Stored items
========================================================================

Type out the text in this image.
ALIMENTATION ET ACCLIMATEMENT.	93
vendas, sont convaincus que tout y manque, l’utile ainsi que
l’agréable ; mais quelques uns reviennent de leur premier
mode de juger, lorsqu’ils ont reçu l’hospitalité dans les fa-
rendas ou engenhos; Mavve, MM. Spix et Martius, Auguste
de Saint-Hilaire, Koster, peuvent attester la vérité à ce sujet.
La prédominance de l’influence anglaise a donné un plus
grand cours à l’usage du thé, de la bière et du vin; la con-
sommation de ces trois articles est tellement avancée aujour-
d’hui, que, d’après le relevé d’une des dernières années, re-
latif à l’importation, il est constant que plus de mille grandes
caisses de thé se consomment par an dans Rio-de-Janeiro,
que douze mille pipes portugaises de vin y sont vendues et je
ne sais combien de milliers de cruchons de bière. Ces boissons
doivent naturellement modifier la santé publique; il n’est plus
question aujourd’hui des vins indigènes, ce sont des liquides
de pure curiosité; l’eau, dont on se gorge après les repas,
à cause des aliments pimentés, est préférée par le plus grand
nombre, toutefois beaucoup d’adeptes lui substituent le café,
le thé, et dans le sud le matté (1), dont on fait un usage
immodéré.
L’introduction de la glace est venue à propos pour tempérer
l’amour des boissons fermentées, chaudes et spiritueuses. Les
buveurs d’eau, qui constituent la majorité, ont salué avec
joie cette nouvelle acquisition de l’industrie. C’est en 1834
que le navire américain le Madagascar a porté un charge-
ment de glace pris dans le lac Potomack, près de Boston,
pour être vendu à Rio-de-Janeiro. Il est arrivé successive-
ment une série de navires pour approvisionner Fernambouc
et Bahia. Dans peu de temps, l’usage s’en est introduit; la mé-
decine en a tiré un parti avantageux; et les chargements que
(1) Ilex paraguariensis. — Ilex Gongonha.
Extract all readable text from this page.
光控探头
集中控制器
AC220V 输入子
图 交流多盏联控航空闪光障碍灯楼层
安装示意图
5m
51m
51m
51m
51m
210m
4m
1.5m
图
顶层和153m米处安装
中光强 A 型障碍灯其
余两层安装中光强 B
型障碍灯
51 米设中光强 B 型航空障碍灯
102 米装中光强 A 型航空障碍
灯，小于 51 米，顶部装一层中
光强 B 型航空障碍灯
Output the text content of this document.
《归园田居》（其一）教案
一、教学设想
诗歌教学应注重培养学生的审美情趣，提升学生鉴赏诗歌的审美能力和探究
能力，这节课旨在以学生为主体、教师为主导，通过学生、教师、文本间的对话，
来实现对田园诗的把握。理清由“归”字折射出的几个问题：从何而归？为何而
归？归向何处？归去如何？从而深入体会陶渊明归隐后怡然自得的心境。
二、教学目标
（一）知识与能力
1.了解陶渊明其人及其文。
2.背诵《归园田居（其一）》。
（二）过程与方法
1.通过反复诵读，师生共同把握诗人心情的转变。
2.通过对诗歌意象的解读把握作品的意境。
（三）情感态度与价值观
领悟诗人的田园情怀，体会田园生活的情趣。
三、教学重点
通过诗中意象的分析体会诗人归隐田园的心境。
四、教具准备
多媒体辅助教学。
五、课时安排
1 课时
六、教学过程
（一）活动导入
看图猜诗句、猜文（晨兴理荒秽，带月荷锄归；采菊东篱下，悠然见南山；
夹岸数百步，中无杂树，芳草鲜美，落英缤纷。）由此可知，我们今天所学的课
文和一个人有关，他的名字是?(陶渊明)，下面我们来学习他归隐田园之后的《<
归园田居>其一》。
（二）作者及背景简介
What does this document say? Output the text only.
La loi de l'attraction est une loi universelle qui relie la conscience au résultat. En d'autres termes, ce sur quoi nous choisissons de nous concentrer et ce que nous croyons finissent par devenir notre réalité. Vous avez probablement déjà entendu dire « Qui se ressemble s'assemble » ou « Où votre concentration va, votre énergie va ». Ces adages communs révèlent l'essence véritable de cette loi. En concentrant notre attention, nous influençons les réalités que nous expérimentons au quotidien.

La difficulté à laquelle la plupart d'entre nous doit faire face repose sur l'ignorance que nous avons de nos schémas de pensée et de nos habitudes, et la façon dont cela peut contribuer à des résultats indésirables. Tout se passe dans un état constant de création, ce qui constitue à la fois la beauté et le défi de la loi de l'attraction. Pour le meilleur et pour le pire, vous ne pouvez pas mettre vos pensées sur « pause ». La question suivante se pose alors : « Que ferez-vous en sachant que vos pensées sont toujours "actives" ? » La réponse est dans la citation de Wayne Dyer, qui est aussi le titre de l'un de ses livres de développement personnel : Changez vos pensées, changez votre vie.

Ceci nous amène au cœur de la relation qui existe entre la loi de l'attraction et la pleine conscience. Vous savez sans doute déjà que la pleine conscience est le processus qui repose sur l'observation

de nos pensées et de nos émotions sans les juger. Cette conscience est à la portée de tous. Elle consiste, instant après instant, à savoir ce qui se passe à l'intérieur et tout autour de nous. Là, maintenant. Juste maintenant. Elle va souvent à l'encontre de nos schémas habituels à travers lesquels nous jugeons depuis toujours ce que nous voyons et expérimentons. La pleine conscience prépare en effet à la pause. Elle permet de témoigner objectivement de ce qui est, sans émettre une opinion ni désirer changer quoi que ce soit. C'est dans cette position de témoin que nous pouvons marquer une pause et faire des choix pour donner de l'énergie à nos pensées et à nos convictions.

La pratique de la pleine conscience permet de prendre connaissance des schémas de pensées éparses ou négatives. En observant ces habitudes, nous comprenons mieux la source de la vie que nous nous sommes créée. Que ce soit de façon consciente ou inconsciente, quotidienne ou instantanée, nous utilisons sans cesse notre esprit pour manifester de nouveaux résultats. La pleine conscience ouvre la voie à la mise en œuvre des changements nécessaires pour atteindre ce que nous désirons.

========================================================================

__Do this__.
Copy every line from the entries that contains the word "mille".

__Solution below__.
latif à l’importation, il est constant que plus de mille grandes
que douze mille pipes portugaises de vin y sont vendues et je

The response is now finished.